Given request
Go through the records and copy each line where the word "Output" occurs.

[START Entries]

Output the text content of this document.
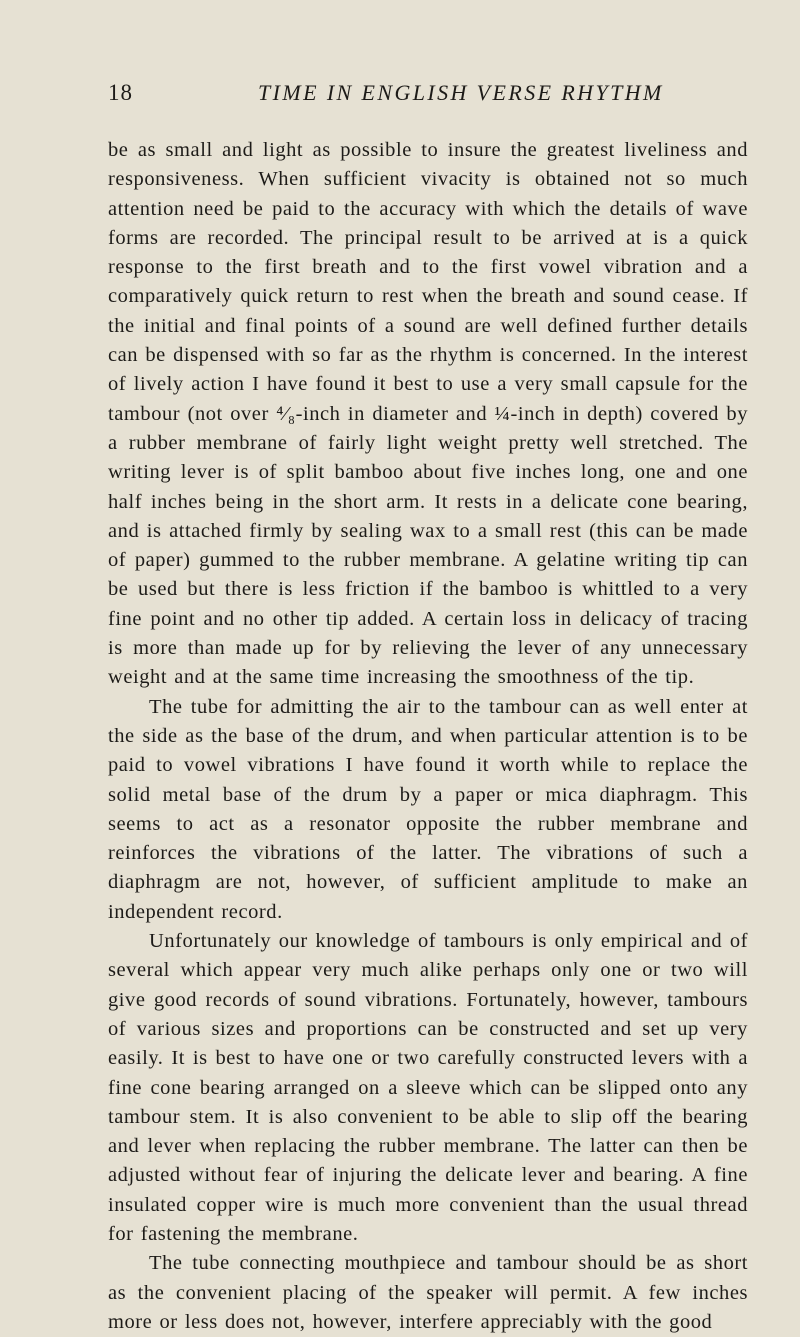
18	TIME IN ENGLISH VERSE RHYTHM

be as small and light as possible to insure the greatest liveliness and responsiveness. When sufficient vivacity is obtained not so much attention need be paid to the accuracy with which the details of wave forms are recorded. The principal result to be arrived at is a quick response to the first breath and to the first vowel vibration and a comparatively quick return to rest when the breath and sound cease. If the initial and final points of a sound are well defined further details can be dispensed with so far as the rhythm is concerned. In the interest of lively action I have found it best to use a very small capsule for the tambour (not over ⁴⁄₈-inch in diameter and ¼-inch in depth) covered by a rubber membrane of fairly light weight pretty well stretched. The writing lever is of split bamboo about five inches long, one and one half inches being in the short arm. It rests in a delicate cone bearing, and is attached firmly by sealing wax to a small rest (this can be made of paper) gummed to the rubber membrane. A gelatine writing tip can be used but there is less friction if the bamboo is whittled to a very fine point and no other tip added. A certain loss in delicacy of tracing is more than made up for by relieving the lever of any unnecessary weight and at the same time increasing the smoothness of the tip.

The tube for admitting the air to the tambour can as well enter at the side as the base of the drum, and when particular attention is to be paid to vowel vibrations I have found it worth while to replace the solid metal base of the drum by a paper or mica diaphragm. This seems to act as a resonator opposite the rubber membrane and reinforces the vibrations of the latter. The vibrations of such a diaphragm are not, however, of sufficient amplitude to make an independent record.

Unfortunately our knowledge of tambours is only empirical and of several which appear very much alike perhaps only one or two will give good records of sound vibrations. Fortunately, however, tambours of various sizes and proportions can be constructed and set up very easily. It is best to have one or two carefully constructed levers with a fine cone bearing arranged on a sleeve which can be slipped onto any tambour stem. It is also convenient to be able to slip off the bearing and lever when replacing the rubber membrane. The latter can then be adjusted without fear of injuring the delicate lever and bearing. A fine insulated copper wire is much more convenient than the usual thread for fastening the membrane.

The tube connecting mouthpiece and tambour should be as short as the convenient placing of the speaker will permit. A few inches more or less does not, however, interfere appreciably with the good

[END Entries]
[START Entries]

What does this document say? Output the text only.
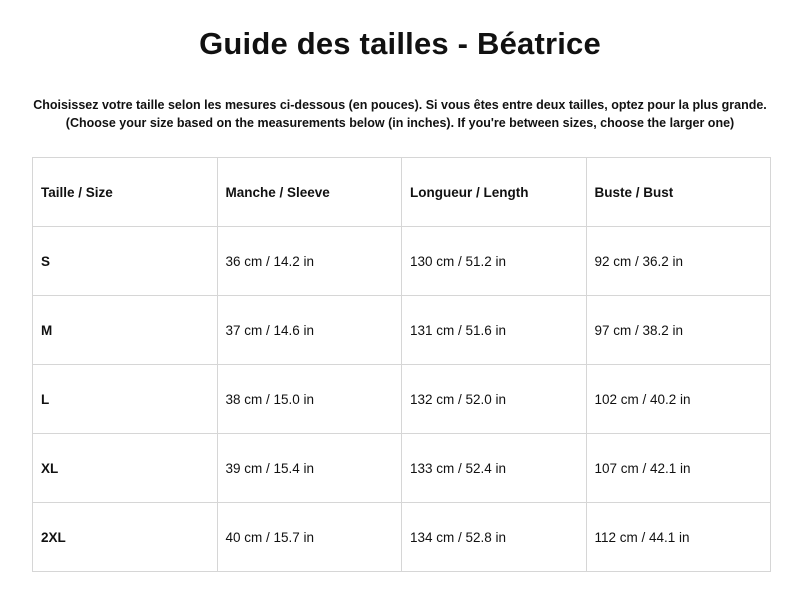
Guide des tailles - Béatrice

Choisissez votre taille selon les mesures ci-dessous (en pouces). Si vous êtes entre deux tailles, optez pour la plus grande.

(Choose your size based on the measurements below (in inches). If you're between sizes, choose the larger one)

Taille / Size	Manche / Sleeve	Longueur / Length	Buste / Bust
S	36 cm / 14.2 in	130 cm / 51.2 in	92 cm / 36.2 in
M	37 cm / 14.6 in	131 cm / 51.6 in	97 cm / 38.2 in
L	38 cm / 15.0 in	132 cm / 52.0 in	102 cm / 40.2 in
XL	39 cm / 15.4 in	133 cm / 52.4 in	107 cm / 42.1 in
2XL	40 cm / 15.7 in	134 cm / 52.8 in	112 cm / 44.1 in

[END Entries]

Exercise solution
Output the text content of this document.
What does this document say? Output the text only.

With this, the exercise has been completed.